:: DIRECTIVE ::
Restate each of the lines below word for word and drop every picture.

(Extracted data entries)

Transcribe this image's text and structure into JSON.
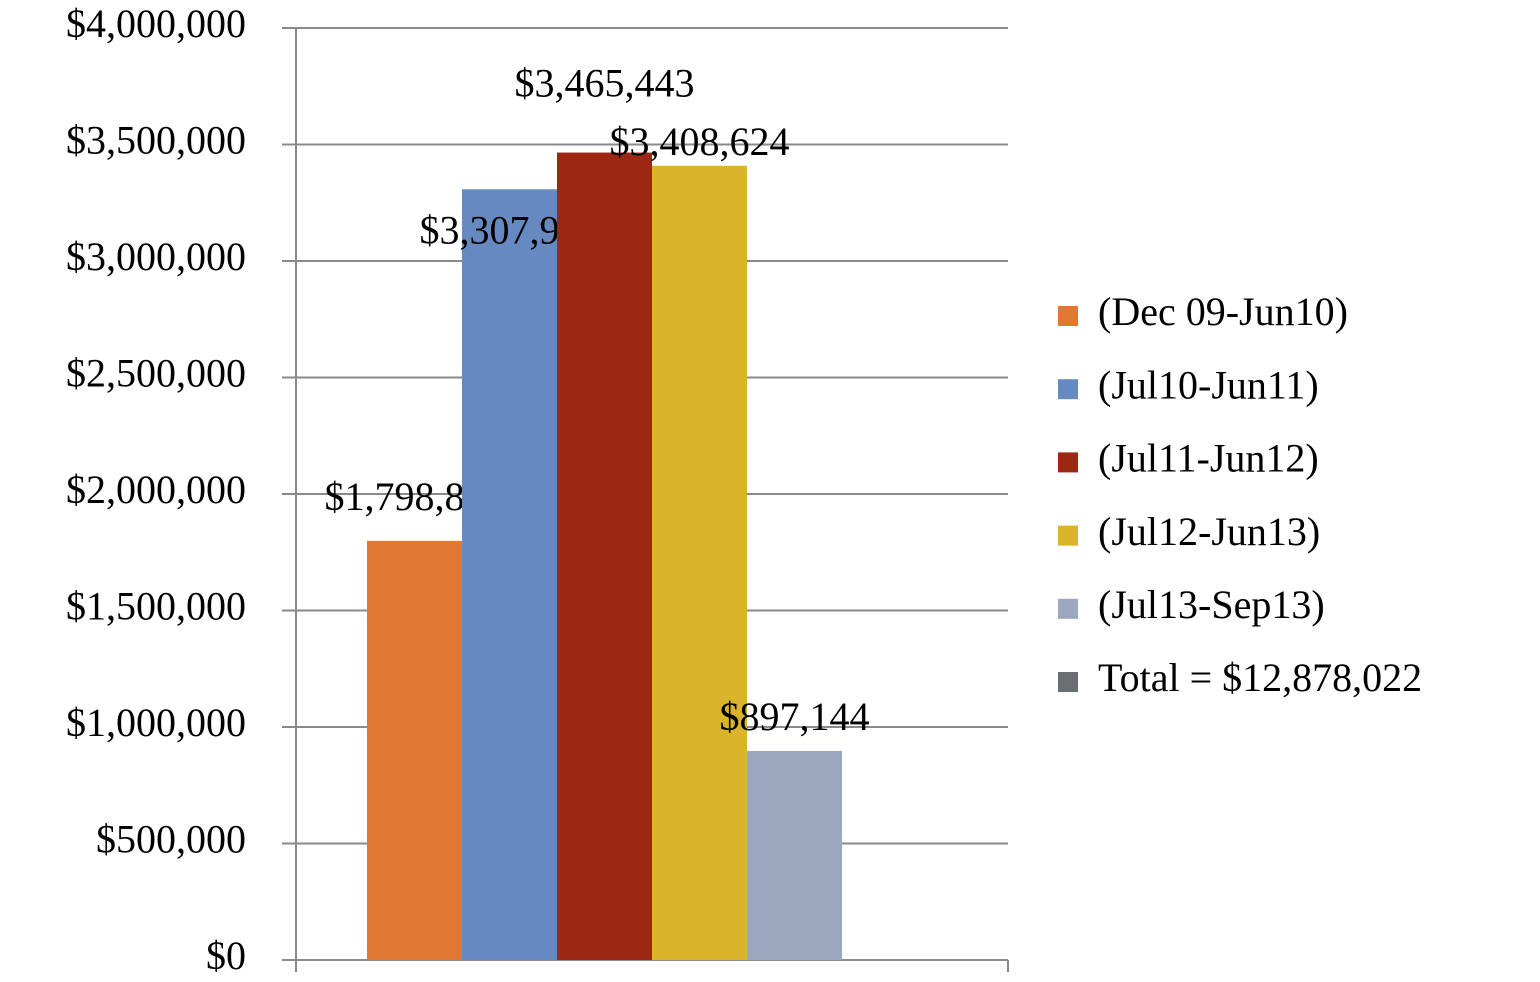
{
  "chart_data": {
    "type": "bar",
    "categories": [
      null
    ],
    "series": [
      {
        "name": "(Dec 09-Jun10)",
        "color": "#e07832",
        "values": [
          1798849
        ],
        "value_labels": [
          "$1,798,849"
        ]
      },
      {
        "name": "(Jul10-Jun11)",
        "color": "#6789c1",
        "values": [
          3307962
        ],
        "value_labels": [
          "$3,307,962"
        ]
      },
      {
        "name": "(Jul11-Jun12)",
        "color": "#9c2713",
        "values": [
          3465443
        ],
        "value_labels": [
          "$3,465,443"
        ]
      },
      {
        "name": "(Jul12-Jun13)",
        "color": "#dab42b",
        "values": [
          3408624
        ],
        "value_labels": [
          "$3,408,624"
        ]
      },
      {
        "name": "(Jul13-Sep13)",
        "color": "#9ba6bf",
        "values": [
          897144
        ],
        "value_labels": [
          "$897,144"
        ]
      },
      {
        "name": "Total = $12,878,022",
        "color": "#6b6e72",
        "values": [
          null
        ]
      }
    ],
    "ylim": [
      0,
      4000000
    ],
    "yticks": [
      {
        "value": 0,
        "label": "$0"
      },
      {
        "value": 500000,
        "label": "$500,000"
      },
      {
        "value": 1000000,
        "label": "$1,000,000"
      },
      {
        "value": 1500000,
        "label": "$1,500,000"
      },
      {
        "value": 2000000,
        "label": "$2,000,000"
      },
      {
        "value": 2500000,
        "label": "$2,500,000"
      },
      {
        "value": 3000000,
        "label": "$3,000,000"
      },
      {
        "value": 3500000,
        "label": "$3,500,000"
      },
      {
        "value": 4000000,
        "label": "$4,000,000"
      }
    ],
    "grid": true,
    "legend": "right"
  }
}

:: SOLVED EXERCISE ::
Transcribe this image's text and structure into JSON.
{
  "chart_data": {
    "type": "bar",
    "categories": [
      null
    ],
    "series": [
      {
        "name": "(Dec 09-Jun10)",
        "color": "#e07832",
        "values": [
          1798849
        ],
        "value_labels": [
          "$1,798,849"
        ]
      },
      {
        "name": "(Jul10-Jun11)",
        "color": "#6789c1",
        "values": [
          3307962
        ],
        "value_labels": [
          "$3,307,962"
        ]
      },
      {
        "name": "(Jul11-Jun12)",
        "color": "#9c2713",
        "values": [
          3465443
        ],
        "value_labels": [
          "$3,465,443"
        ]
      },
      {
        "name": "(Jul12-Jun13)",
        "color": "#dab42b",
        "values": [
          3408624
        ],
        "value_labels": [
          "$3,408,624"
        ]
      },
      {
        "name": "(Jul13-Sep13)",
        "color": "#9ba6bf",
        "values": [
          897144
        ],
        "value_labels": [
          "$897,144"
        ]
      },
      {
        "name": "Total = $12,878,022",
        "color": "#6b6e72",
        "values": [
          null
        ]
      }
    ],
    "ylim": [
      0,
      4000000
    ],
    "yticks": [
      {
        "value": 0,
        "label": "$0"
      },
      {
        "value": 500000,
        "label": "$500,000"
      },
      {
        "value": 1000000,
        "label": "$1,000,000"
      },
      {
        "value": 1500000,
        "label": "$1,500,000"
      },
      {
        "value": 2000000,
        "label": "$2,000,000"
      },
      {
        "value": 2500000,
        "label": "$2,500,000"
      },
      {
        "value": 3000000,
        "label": "$3,000,000"
      },
      {
        "value": 3500000,
        "label": "$3,500,000"
      },
      {
        "value": 4000000,
        "label": "$4,000,000"
      }
    ],
    "grid": true,
    "legend": "right"
  }
}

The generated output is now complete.